### Challenge
Please pull out every line that includes the string "position".

### Source data
=====
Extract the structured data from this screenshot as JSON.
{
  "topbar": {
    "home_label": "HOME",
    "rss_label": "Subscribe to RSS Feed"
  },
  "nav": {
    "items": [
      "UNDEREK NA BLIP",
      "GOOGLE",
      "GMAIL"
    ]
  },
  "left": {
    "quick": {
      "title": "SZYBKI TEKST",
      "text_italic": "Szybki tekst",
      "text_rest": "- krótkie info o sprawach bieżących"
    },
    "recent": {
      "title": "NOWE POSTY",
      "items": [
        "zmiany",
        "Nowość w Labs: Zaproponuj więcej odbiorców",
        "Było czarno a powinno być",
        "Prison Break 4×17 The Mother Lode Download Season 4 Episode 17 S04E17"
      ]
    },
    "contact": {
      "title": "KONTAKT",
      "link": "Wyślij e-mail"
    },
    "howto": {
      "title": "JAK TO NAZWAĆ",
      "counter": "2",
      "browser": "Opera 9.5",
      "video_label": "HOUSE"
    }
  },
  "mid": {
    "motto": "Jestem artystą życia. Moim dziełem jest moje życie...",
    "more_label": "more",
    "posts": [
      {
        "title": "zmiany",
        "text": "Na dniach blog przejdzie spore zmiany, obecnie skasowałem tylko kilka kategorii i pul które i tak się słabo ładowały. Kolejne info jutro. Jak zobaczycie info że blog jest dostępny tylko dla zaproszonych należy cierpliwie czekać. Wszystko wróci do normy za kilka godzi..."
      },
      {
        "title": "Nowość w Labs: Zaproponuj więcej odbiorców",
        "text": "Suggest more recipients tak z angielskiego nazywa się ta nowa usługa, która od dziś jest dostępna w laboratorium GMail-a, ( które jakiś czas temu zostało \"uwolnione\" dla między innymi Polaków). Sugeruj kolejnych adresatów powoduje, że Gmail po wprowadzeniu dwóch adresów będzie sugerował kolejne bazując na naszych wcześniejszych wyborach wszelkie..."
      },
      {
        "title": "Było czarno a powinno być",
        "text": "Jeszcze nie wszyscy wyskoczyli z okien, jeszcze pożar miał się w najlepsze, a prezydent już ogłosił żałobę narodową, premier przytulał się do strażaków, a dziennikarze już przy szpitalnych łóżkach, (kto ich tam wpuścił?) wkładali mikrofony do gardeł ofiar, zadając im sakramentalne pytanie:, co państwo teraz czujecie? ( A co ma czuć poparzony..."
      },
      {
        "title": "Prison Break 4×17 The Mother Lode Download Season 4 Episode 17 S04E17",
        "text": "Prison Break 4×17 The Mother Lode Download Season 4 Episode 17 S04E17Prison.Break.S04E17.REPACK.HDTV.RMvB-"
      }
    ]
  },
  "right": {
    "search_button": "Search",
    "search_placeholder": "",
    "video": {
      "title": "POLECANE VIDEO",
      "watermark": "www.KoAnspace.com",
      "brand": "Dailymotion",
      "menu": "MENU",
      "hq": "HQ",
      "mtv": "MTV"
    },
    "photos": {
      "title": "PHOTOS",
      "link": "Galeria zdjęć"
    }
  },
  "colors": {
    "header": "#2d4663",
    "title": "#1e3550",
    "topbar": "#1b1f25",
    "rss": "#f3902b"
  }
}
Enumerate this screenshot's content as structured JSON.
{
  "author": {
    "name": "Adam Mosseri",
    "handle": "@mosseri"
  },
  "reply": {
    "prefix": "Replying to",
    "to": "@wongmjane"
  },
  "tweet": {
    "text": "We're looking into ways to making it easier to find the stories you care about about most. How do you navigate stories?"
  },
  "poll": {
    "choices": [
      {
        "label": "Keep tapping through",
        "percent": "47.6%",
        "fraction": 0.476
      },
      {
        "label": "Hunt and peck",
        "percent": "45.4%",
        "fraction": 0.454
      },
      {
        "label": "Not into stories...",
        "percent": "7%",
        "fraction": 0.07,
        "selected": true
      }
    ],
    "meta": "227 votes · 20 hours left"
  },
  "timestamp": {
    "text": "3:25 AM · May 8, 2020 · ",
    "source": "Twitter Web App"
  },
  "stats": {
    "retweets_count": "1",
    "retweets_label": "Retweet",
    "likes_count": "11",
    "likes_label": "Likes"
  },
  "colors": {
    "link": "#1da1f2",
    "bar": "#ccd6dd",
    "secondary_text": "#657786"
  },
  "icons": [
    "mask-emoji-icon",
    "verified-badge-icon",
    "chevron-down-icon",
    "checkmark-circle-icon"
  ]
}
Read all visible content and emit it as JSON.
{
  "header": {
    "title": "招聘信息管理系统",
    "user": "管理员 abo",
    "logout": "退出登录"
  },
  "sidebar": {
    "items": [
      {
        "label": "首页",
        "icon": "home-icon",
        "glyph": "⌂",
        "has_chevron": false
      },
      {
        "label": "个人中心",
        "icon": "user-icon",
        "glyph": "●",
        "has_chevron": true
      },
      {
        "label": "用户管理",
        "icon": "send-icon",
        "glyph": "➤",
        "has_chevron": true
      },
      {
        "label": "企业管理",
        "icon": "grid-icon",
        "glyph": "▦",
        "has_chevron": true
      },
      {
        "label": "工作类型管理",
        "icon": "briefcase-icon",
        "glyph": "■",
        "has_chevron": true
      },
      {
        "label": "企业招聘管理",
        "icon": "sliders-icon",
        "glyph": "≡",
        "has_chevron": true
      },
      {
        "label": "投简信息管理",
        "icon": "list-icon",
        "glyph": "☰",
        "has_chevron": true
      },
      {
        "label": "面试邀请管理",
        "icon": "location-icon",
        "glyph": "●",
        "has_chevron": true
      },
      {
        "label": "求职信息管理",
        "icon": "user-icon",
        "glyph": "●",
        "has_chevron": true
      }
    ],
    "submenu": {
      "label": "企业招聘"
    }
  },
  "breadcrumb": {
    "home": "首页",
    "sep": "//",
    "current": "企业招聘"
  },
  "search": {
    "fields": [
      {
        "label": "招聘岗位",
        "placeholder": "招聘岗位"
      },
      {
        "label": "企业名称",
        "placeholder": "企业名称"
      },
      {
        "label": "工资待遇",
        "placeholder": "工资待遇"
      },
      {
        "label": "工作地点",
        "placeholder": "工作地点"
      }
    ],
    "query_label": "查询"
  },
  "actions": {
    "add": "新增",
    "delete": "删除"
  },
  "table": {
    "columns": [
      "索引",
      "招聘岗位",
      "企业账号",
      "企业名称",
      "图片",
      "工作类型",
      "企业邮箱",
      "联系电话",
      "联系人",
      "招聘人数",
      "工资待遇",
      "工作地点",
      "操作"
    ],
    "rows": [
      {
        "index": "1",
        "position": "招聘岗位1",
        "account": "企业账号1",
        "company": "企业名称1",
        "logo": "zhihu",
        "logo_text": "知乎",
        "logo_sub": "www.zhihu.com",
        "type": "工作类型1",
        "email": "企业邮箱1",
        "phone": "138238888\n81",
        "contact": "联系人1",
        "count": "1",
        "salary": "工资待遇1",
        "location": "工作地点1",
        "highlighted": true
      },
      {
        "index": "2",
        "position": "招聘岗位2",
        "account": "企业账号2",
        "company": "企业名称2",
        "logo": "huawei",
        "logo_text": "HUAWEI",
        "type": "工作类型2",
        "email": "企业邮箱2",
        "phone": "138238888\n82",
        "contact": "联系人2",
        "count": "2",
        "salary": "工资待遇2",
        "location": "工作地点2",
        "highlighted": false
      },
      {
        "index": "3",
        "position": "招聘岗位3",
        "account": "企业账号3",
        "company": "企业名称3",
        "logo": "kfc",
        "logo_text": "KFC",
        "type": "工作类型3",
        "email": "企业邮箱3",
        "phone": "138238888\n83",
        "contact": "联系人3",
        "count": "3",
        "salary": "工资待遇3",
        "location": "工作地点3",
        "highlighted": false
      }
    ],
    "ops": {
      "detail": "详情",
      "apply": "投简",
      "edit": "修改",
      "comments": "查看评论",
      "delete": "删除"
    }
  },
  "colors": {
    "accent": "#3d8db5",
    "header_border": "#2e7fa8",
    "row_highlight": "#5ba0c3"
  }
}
=====
### Task output
        "position": "招聘岗位1",
        "position": "招聘岗位2",
        "position": "招聘岗位3",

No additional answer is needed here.